Report each line of the data that includes the word "WORLD".

Dataset rows about figures
_ _ _

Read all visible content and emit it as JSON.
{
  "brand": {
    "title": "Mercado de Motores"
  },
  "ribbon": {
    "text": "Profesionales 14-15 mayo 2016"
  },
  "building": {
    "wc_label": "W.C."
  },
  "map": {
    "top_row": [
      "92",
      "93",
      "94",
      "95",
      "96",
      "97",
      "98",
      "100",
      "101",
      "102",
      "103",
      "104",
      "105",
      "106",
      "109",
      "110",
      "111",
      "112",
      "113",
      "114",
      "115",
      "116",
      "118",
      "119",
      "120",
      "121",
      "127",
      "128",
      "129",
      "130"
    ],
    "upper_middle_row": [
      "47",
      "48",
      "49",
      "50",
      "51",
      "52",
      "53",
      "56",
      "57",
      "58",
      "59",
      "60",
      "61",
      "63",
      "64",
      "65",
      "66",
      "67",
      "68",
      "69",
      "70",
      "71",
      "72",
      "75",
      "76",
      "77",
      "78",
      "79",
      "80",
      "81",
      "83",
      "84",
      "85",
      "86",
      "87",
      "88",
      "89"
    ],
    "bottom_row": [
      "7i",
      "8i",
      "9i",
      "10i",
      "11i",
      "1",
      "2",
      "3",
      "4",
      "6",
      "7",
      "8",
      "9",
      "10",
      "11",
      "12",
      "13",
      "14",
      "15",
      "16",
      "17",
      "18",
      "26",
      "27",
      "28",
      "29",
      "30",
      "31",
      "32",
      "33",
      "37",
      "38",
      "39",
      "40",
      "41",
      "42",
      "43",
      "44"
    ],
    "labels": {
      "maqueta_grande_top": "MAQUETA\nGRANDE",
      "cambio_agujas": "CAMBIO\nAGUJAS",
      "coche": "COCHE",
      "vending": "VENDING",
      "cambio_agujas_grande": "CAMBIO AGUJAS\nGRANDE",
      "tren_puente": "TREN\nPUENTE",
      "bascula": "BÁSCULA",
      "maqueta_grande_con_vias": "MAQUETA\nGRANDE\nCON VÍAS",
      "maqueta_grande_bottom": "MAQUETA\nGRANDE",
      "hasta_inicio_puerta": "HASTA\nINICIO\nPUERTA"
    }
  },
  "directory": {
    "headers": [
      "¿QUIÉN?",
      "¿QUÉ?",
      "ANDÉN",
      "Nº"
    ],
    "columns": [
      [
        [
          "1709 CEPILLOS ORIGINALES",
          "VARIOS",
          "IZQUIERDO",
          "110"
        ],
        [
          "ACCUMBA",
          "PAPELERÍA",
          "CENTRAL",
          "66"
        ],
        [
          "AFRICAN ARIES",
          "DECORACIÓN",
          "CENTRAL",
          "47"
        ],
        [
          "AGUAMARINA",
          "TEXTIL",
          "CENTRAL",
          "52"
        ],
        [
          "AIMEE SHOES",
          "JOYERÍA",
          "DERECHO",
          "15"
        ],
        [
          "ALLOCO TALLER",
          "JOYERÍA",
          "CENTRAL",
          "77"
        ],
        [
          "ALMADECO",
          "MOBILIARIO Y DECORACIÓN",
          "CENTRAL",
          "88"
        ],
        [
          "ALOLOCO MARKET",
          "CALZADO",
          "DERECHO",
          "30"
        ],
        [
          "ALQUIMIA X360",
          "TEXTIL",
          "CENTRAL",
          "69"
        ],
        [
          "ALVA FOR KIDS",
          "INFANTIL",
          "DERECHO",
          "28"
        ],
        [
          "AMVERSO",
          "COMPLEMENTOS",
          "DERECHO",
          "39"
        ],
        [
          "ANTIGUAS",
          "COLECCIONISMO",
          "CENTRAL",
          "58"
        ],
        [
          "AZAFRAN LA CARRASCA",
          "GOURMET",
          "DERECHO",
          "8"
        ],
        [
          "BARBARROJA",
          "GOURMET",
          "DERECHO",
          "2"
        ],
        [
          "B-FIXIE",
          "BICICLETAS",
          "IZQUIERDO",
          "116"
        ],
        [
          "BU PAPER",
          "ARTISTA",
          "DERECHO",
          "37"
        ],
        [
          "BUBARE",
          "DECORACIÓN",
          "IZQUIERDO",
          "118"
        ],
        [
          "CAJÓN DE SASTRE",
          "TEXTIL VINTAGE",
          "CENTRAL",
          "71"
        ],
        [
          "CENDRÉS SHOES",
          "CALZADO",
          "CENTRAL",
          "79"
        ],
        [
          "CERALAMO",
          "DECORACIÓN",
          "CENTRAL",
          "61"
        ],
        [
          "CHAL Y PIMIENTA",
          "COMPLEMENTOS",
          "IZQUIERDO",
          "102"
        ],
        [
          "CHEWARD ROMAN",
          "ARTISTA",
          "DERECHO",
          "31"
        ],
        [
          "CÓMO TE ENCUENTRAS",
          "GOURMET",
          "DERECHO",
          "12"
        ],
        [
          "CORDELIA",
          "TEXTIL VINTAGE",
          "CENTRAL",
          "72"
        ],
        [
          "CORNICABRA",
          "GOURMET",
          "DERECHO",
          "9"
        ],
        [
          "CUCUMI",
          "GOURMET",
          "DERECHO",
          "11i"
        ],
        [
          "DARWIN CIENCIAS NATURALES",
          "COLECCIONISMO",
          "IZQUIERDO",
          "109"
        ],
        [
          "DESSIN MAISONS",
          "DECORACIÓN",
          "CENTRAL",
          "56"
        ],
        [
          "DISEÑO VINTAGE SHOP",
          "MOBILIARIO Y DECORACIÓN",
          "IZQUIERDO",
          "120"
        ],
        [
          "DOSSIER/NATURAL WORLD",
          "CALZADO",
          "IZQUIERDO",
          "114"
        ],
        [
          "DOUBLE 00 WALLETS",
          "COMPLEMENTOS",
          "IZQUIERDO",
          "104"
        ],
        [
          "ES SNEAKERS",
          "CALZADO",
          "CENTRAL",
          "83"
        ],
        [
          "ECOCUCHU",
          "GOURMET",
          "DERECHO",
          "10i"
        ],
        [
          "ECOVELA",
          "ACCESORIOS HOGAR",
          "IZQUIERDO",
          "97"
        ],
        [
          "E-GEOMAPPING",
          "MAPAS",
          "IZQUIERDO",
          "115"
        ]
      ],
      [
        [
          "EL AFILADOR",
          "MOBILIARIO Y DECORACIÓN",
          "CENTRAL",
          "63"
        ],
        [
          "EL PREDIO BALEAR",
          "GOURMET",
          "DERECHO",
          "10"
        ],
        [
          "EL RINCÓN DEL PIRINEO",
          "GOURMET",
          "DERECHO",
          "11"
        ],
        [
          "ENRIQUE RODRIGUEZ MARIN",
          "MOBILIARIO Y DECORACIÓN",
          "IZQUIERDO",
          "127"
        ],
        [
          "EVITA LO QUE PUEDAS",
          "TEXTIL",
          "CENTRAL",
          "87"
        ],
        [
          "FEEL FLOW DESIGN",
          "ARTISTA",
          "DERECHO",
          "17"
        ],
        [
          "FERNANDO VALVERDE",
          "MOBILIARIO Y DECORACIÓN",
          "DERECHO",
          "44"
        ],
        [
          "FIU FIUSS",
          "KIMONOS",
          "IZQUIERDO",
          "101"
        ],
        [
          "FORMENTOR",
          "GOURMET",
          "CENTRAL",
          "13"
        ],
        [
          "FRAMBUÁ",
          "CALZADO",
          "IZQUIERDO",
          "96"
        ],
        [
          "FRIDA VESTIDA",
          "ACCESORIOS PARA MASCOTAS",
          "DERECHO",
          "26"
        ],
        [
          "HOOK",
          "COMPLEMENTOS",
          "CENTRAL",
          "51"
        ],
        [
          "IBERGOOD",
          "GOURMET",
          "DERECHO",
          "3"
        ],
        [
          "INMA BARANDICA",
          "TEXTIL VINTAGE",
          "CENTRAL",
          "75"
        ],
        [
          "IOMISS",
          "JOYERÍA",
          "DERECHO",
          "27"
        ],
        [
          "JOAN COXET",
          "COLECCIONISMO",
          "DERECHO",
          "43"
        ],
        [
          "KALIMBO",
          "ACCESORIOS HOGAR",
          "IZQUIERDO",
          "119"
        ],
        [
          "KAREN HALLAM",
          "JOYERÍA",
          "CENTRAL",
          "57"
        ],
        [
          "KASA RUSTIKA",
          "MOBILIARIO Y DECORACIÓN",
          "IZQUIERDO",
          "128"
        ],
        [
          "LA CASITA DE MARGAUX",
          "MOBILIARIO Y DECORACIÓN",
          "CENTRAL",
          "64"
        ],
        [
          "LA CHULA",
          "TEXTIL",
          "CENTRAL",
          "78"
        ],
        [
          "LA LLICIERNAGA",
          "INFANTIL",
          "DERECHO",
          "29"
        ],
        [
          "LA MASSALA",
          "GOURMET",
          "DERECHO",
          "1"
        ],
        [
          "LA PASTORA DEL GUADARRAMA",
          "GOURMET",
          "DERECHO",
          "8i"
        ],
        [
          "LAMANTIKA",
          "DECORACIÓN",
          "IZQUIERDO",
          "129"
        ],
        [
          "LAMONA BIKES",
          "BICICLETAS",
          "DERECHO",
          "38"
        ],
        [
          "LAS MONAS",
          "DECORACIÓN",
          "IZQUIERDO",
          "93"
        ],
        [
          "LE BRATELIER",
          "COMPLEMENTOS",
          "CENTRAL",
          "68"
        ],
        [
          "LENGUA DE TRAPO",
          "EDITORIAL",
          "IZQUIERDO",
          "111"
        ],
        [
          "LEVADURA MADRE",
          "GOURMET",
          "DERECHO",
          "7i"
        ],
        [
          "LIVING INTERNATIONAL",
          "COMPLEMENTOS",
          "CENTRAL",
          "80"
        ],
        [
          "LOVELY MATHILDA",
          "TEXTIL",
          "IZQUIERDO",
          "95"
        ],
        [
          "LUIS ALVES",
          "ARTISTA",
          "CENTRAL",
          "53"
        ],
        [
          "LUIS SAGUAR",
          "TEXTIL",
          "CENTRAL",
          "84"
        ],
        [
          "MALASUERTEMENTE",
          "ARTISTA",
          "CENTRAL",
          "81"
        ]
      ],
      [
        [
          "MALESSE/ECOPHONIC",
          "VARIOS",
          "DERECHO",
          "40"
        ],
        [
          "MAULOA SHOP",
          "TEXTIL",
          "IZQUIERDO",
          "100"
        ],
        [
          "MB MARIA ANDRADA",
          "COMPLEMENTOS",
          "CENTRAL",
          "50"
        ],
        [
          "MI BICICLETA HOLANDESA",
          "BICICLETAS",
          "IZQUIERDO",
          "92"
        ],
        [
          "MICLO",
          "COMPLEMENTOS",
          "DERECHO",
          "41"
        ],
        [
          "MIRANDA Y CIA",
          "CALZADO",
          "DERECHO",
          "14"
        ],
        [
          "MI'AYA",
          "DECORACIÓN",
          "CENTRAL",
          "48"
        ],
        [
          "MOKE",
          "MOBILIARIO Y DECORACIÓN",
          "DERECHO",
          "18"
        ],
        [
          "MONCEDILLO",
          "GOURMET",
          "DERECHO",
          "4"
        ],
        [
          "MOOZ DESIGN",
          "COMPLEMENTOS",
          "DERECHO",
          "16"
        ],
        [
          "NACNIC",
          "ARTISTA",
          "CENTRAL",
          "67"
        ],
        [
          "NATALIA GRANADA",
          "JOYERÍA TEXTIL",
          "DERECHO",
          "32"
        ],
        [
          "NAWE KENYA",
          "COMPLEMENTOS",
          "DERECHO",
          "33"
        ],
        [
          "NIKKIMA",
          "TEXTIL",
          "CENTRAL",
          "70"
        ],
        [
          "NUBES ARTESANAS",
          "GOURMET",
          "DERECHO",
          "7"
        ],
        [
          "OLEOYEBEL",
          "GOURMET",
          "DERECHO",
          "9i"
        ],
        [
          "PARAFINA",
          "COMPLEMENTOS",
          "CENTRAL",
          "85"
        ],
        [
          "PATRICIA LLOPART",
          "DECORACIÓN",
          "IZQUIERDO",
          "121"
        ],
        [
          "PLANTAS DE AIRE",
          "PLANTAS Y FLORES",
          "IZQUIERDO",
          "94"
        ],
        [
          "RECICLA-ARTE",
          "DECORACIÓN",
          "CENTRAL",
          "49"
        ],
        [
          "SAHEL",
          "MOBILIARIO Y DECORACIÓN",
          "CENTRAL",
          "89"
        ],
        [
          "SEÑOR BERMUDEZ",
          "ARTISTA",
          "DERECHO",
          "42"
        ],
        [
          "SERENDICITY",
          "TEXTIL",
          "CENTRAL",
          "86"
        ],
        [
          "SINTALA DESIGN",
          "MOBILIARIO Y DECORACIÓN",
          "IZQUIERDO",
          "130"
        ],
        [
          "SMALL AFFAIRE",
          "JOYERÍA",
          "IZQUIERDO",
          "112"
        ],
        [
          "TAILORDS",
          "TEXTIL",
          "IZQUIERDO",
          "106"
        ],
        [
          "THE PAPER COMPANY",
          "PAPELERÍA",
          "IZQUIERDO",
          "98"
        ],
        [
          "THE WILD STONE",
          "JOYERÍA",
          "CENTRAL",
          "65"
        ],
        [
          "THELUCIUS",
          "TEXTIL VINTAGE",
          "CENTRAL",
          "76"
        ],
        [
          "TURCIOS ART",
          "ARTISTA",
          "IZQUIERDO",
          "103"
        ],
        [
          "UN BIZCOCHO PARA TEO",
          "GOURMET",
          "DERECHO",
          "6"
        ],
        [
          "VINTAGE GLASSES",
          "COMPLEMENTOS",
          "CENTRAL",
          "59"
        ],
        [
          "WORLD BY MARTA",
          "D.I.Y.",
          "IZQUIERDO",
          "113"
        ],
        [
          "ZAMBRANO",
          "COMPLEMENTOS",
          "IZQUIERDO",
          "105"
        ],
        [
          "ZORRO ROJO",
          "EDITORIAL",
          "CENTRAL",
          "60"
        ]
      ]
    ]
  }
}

_ _ _

Output of the task →
          "DOSSIER/NATURAL WORLD",
          "WORLD BY MARTA",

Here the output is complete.